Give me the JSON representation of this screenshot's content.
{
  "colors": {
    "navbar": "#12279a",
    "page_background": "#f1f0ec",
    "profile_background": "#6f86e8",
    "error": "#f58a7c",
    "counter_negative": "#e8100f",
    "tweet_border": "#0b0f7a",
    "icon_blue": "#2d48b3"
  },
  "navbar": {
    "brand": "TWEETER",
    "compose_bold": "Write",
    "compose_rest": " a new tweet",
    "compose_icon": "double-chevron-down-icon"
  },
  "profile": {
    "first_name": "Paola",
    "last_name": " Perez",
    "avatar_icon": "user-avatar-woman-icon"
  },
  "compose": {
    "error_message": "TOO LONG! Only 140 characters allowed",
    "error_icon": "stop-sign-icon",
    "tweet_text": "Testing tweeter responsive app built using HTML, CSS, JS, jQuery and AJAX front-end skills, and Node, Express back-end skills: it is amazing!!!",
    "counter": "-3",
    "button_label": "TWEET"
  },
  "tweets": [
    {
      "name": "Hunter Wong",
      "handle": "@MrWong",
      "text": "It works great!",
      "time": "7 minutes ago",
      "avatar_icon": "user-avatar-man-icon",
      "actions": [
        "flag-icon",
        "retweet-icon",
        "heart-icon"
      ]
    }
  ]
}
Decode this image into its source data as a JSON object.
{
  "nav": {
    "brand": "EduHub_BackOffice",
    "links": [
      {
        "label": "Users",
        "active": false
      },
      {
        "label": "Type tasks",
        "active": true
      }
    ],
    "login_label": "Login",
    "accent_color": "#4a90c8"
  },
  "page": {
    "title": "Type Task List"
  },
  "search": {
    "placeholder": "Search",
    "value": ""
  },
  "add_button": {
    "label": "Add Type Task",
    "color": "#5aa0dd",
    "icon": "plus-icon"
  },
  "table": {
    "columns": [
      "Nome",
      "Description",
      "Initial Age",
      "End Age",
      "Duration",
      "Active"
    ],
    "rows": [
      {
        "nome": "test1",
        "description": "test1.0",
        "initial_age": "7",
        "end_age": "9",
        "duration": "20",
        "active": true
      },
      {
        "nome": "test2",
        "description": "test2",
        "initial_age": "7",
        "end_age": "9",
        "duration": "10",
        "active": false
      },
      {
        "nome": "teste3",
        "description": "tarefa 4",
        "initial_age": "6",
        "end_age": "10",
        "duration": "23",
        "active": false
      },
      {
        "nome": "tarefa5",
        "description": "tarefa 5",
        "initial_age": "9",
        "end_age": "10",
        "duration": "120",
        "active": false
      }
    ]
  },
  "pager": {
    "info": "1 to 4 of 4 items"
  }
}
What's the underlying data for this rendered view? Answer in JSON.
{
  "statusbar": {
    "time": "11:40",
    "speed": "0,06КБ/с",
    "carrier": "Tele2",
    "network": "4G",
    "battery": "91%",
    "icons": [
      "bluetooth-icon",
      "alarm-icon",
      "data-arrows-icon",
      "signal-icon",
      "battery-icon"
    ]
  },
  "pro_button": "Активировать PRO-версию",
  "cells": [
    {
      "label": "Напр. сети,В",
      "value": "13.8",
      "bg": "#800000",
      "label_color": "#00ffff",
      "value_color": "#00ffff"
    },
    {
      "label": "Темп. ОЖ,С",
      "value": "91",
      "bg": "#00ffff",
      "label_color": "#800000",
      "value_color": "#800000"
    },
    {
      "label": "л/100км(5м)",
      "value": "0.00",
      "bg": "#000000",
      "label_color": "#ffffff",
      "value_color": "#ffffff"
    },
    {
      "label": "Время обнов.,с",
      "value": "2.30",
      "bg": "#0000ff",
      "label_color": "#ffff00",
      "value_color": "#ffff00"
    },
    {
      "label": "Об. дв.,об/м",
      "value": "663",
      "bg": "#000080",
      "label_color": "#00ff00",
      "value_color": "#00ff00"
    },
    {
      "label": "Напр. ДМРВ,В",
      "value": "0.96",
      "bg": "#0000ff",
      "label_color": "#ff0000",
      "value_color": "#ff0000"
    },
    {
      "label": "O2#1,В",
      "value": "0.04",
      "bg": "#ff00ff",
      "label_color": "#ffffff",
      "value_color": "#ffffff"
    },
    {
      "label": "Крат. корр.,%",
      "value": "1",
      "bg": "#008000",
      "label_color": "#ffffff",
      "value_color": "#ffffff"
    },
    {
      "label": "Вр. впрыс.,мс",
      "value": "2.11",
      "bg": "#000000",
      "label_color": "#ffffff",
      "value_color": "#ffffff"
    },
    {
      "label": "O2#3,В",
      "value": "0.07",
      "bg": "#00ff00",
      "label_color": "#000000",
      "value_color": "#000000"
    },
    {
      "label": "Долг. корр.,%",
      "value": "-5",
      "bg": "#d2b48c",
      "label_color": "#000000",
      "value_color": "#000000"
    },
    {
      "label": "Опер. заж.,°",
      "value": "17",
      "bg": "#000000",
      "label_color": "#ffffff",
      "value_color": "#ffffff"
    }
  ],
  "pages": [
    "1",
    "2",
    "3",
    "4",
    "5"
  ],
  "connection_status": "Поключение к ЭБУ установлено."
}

[EXERCISE DETAILS]:
Provide the number of lines in the data above that contain the string "brand", and nothing else.

[ANSWER TO THE EXERCISE]:
2